Here near the Gulf Coast, we are on the edge of the oppressive heat wave that grips the South and Midwest of the United States. As I often say in posts where I discuss weather and climate change, this was not the norm when I was younger. When Mom and I – later followed by my half-sister Vicky – first moved back to the Miami area in the late spring of 1972, June was not necessarily a superhot month. The average mean temperature in Miami for June 1972 was 81.46 degrees Fahrenheit, according to the data in Weather Underground.  In June of 2022, the average mean temperature in the Tampa Bay area has been 82.8 degrees Fahrenheit. Since both cities are on the coast and therefore get sea breezes, the changes are not – on the surface – terribly drastic, but summers are getting hotter and days with highs in the 90s occur earlier in the season than they used to.

I bring this up because conservatives – from all parties all over the world – have made climate change denial one of their “I’m gonna die on this hill” positions when it comes to what policies they like or dislike. This contrarianism, I believe, is partly based on lack of faith in science, especially in Earth sciences that study such things as loss of natural habitat and its effect on wildlife, the availability of fossil fuels and the results of our modern world’s overdependence on them, and the effects of pollution on the natural environment.

▬▬▬▬▬▬

▸ **WHAT TO DO**
• A. In the post on summer heat and climate change, what was Miami's average mean temperature in June 1972?
• B. Continue the post on summer heat and climate change from its last sentence.

▸ **INFORMATION SUPPLIED**
▬▬▬▬▬▬

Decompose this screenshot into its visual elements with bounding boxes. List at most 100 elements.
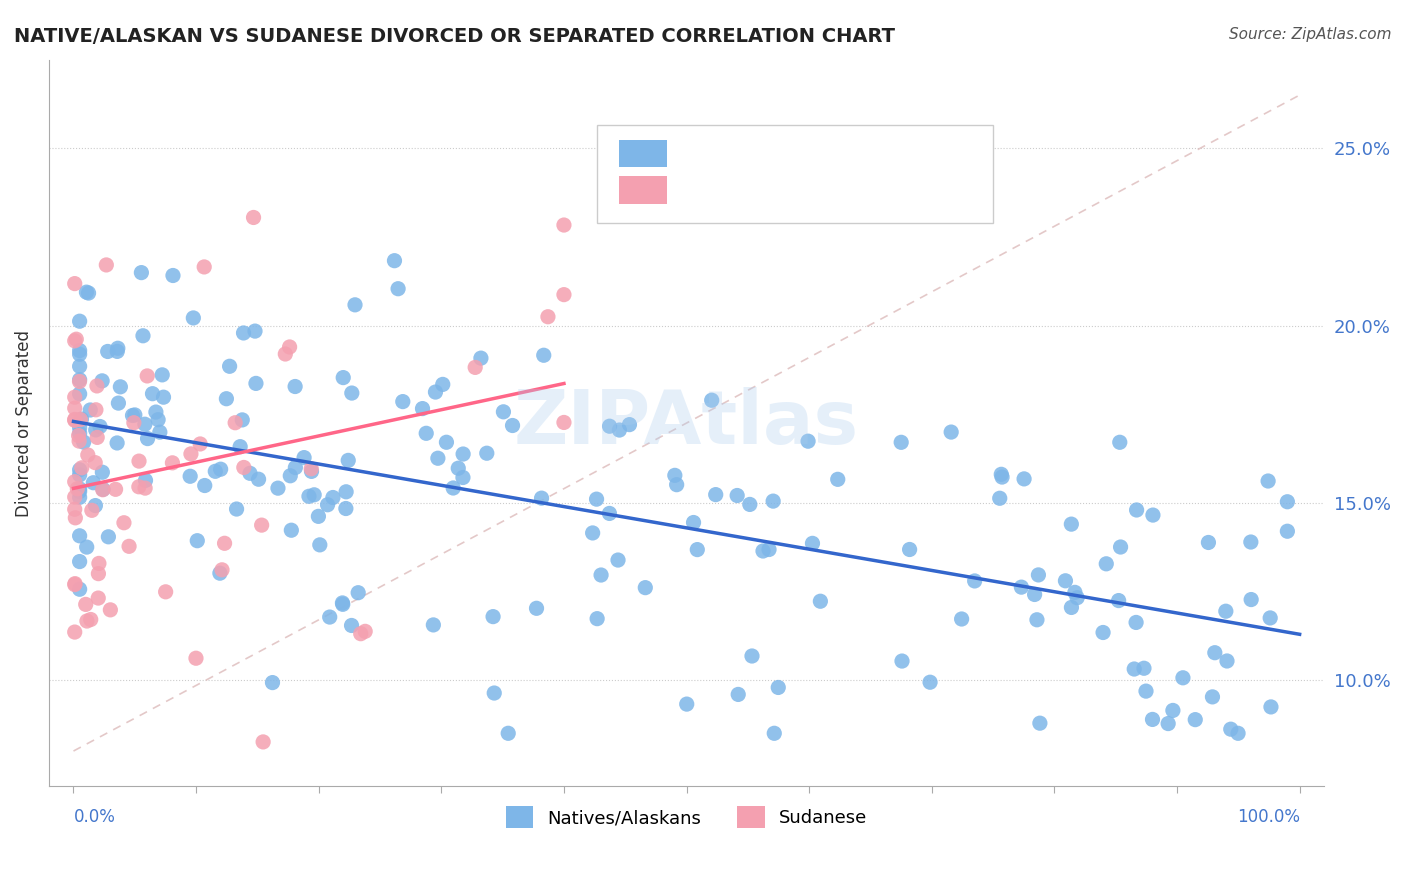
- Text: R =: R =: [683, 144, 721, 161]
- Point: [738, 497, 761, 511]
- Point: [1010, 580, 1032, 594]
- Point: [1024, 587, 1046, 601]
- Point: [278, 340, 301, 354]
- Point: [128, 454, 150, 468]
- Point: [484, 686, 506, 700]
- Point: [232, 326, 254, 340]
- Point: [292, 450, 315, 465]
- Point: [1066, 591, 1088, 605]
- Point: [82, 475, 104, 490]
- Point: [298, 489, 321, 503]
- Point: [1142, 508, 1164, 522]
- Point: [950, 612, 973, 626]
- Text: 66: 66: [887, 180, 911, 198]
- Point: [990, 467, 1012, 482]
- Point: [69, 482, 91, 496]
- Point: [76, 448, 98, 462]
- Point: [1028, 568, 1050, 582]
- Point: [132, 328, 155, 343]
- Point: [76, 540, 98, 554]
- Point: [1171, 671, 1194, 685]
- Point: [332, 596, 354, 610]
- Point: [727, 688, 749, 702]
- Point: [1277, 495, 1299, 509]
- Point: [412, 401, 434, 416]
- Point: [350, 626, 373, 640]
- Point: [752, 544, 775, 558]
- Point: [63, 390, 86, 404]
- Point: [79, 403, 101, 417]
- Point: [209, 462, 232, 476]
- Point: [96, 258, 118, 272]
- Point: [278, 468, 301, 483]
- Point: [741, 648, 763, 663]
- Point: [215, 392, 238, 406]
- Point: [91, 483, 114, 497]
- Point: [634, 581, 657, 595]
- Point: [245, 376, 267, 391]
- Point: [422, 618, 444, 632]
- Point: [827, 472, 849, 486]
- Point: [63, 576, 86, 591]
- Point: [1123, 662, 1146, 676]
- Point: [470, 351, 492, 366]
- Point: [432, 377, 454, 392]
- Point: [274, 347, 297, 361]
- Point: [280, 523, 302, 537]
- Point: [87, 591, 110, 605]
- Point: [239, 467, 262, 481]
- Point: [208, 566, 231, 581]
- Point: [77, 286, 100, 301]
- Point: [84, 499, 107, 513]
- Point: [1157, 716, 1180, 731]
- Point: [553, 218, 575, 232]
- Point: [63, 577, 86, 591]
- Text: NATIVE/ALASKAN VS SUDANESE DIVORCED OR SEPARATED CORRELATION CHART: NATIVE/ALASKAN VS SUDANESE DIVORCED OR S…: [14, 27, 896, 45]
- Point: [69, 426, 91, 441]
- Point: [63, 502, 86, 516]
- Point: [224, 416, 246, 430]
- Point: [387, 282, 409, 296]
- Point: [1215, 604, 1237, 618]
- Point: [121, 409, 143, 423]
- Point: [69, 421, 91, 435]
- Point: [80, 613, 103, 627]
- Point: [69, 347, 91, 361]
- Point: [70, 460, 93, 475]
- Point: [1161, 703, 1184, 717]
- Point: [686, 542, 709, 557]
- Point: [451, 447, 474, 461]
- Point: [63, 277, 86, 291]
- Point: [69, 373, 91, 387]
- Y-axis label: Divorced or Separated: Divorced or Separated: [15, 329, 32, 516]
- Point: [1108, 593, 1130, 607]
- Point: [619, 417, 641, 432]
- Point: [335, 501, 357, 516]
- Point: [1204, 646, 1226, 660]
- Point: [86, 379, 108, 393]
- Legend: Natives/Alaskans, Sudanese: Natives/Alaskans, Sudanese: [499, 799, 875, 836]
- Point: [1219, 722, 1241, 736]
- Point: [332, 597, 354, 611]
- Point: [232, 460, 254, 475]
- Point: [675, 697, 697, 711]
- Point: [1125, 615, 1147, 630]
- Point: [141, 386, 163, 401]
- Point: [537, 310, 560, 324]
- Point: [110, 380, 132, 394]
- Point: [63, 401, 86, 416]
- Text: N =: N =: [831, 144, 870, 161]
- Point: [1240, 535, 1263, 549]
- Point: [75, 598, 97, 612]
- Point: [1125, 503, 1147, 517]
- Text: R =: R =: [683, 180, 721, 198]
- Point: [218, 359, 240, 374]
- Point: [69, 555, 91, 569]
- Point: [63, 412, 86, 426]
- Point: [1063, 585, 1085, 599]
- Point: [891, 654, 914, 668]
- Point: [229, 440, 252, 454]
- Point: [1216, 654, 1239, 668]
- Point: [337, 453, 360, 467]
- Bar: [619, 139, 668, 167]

▬▬▬▬▬▬

▸ **RESULTS FOR THE EXERCISE**
• A. 81.46 degrees Fahrenheit.

• B.
Some of this lack of faith stems from the lack of interest in science on the part of many folks, both educated and uneducated. Often, this is because some people believe that faith-based “knowledge” – regardless of which religion they practice – trumps “secular science” and take the word of their holy scriptures literally. Others have a more nuanced view and accept some scientific principles but not others. Still others take a practical approach and accept the notion that science and religion do not necessarily clash with each other, but still dismiss scientific studies in areas where their financial bottom line may be adversely affected by the findings of those studies.

For several decades, most of the scientific community – especially that branch that studies Earth science – has determined that the Earth’s climate is changing, in no small part due to human activity on the planet, especially by the continued use of fossil fuels such as coal, oil, and natural gas.

Naturally, the big corporations that have anything to do with extracting, processing, and selling fossil fuels do not like what the majority of Earth scientists say about their industries. And until relatively recently, their go-to strategy was to contribute hefty donations to the political campaigns of legislators and heads of state who have conservative, pro-Big Business beliefs and get them to get on board the climate change denial train.

I mention this because Republicans and “red dog” conservative Democrats in both houses of Congress are hammering the Biden Administration over high gas prices here in the U.S.

Here is a video from a few weeks back showing a group of GOP Senators lashing out at the current President over what they perceive is his Administration’s antipathy toward the oil companies:

And here is another video from a few years ago in which then-President Donald Trump’s supporters toed the then-prevailing argument that climate change was not  a threat to the planet:

While I concede that some of these politicians genuinely believe that climate change is just an outlandish theory concocted by “liberal scientists,” I strongly suspect that most of them just like getting those campaign donations or have huge investments in the fossil fuel industry.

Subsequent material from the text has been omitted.